Figure record extracts
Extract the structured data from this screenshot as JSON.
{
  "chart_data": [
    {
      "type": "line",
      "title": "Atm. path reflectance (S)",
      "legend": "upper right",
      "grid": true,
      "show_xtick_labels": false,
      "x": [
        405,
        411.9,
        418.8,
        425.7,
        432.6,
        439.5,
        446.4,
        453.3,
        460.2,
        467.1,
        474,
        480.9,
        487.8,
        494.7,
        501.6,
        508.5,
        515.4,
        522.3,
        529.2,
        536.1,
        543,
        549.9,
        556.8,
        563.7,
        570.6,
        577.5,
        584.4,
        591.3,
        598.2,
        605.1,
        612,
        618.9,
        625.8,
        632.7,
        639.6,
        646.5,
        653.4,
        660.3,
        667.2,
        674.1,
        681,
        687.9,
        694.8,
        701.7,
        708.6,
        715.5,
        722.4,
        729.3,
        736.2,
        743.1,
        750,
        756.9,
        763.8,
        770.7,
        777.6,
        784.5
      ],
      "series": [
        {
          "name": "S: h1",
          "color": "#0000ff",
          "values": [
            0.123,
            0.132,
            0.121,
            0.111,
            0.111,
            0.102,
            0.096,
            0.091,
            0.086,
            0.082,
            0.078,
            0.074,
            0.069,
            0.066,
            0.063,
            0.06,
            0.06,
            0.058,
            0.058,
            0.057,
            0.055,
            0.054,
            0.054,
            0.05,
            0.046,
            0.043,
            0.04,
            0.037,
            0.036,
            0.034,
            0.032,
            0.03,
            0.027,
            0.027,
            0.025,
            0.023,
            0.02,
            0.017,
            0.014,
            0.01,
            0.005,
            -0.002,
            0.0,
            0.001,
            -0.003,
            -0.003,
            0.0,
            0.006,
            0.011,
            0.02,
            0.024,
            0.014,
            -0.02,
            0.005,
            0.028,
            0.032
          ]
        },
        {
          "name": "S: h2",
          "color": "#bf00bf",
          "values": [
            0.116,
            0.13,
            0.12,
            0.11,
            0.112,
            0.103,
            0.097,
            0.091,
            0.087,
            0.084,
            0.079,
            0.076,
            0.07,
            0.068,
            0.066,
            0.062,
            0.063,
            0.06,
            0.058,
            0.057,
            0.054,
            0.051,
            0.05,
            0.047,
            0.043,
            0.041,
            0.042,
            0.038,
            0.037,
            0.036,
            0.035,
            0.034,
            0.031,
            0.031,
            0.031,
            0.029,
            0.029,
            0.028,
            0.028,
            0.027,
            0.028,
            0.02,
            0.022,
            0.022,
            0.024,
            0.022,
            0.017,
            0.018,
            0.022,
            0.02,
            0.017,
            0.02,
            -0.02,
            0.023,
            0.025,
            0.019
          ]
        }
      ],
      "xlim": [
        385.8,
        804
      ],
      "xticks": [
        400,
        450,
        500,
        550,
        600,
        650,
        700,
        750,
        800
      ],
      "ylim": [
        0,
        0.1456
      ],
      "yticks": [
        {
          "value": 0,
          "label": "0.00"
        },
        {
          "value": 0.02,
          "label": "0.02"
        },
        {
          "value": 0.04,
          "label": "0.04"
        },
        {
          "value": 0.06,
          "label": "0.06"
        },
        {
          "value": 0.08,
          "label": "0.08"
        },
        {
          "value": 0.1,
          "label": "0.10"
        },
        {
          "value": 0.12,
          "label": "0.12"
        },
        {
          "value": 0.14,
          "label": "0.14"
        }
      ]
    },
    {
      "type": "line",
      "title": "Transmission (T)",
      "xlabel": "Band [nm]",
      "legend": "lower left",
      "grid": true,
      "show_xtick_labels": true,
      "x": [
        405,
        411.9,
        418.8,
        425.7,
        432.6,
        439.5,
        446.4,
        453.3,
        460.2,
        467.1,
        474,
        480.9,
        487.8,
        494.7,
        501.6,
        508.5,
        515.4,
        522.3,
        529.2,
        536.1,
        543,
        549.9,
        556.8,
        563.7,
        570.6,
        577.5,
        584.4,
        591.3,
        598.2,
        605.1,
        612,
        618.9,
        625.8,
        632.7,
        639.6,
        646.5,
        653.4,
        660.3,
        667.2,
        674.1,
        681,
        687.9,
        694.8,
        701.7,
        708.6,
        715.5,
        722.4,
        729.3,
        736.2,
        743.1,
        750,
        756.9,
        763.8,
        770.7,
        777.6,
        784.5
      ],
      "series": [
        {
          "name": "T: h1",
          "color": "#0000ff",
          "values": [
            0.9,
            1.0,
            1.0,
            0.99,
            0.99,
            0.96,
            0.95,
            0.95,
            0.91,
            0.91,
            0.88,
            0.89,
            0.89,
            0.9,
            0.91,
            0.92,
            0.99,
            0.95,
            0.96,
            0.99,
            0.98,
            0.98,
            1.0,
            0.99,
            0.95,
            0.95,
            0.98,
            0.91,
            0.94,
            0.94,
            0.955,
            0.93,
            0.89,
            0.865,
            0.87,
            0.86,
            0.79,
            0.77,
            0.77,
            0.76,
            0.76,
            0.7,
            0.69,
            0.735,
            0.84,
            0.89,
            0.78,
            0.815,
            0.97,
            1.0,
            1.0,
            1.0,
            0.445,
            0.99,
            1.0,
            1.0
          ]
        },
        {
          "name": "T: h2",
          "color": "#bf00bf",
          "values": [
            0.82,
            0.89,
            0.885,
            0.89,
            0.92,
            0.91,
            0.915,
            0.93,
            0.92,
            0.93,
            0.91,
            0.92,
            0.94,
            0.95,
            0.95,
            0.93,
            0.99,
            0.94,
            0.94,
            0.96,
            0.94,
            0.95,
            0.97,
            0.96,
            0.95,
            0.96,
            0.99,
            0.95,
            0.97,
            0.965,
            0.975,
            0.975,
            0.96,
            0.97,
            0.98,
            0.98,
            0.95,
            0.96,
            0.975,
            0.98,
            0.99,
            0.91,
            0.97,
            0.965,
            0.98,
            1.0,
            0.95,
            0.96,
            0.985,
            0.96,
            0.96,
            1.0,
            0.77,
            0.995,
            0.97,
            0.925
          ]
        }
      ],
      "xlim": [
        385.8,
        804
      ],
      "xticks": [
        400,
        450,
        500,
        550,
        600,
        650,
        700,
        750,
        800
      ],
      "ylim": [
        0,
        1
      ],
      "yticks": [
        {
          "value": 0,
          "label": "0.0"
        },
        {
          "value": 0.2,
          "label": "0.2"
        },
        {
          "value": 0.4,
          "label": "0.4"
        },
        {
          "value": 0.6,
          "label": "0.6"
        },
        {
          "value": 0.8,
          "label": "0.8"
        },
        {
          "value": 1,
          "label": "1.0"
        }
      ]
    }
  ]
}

Objective: Using the entries above, state how many lines include the word "legend", with no other words.

Exercise result: 2